** start RECORD SET **
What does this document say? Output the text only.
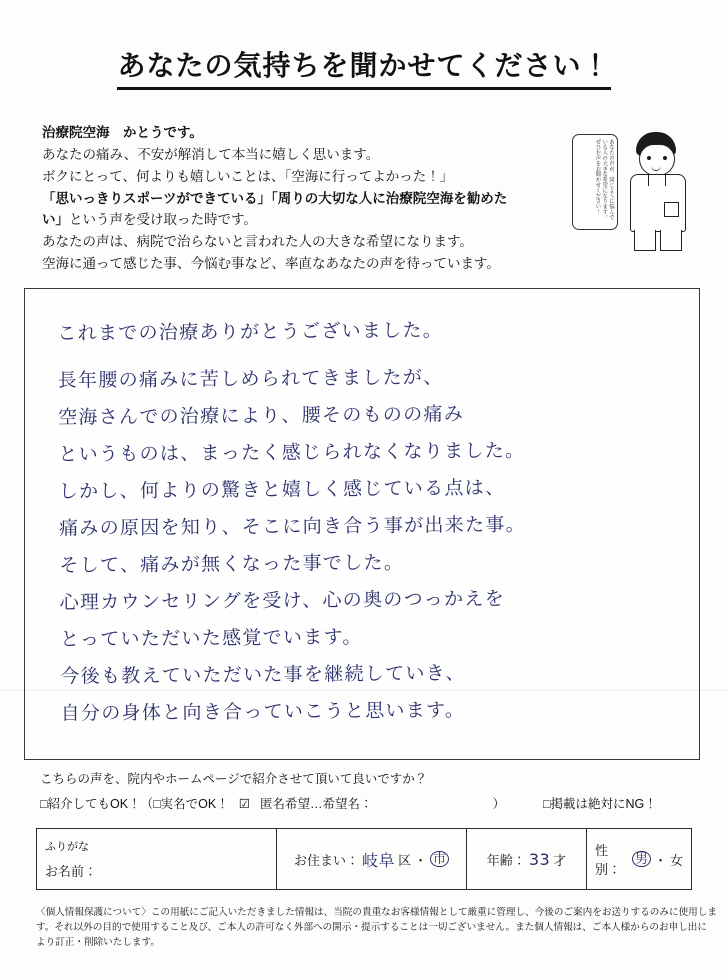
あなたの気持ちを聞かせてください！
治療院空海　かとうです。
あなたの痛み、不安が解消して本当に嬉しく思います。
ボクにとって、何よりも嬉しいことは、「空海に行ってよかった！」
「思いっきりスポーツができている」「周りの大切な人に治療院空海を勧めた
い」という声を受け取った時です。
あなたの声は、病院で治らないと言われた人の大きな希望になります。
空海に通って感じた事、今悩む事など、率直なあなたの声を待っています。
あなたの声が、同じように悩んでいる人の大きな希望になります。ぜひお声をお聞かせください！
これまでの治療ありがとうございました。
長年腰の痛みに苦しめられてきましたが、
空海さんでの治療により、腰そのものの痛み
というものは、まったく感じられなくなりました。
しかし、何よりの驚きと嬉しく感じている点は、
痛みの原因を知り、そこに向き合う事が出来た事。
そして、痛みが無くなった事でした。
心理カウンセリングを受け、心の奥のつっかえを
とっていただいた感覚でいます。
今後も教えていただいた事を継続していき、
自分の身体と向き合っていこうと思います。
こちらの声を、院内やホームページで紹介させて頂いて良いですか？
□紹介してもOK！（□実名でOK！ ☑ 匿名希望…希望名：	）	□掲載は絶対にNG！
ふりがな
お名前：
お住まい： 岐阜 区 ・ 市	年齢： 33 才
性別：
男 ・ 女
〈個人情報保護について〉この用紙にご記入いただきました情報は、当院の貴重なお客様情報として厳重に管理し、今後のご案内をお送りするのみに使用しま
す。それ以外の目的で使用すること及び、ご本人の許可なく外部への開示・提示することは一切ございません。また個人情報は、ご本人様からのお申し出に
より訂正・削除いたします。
** end RECORD SET **
TASK DIRECTIONS: Extract every line of the data exactly; pictures stay out.

THE OUTPUT:
What does this document say? Output the text only.
あなたの気持ちを聞かせてください！
治療院空海　かとうです。
あなたの痛み、不安が解消して本当に嬉しく思います。
ボクにとって、何よりも嬉しいことは、「空海に行ってよかった！」
「思いっきりスポーツができている」「周りの大切な人に治療院空海を勧めた
い」という声を受け取った時です。
あなたの声は、病院で治らないと言われた人の大きな希望になります。
空海に通って感じた事、今悩む事など、率直なあなたの声を待っています。
あなたの声が、同じように悩んでいる人の大きな希望になります。ぜひお声をお聞かせください！
これまでの治療ありがとうございました。
長年腰の痛みに苦しめられてきましたが、
空海さんでの治療により、腰そのものの痛み
というものは、まったく感じられなくなりました。
しかし、何よりの驚きと嬉しく感じている点は、
痛みの原因を知り、そこに向き合う事が出来た事。
そして、痛みが無くなった事でした。
心理カウンセリングを受け、心の奥のつっかえを
とっていただいた感覚でいます。
今後も教えていただいた事を継続していき、
自分の身体と向き合っていこうと思います。
こちらの声を、院内やホームページで紹介させて頂いて良いですか？
□紹介してもOK！（□実名でOK！ ☑ 匿名希望…希望名：	）	□掲載は絶対にNG！
ふりがな
お名前：
お住まい： 岐阜 区 ・ 市	年齢： 33 才
性別：
男 ・ 女
〈個人情報保護について〉この用紙にご記入いただきました情報は、当院の貴重なお客様情報として厳重に管理し、今後のご案内をお送りするのみに使用しま
す。それ以外の目的で使用すること及び、ご本人の許可なく外部への開示・提示することは一切ございません。また個人情報は、ご本人様からのお申し出に
より訂正・削除いたします。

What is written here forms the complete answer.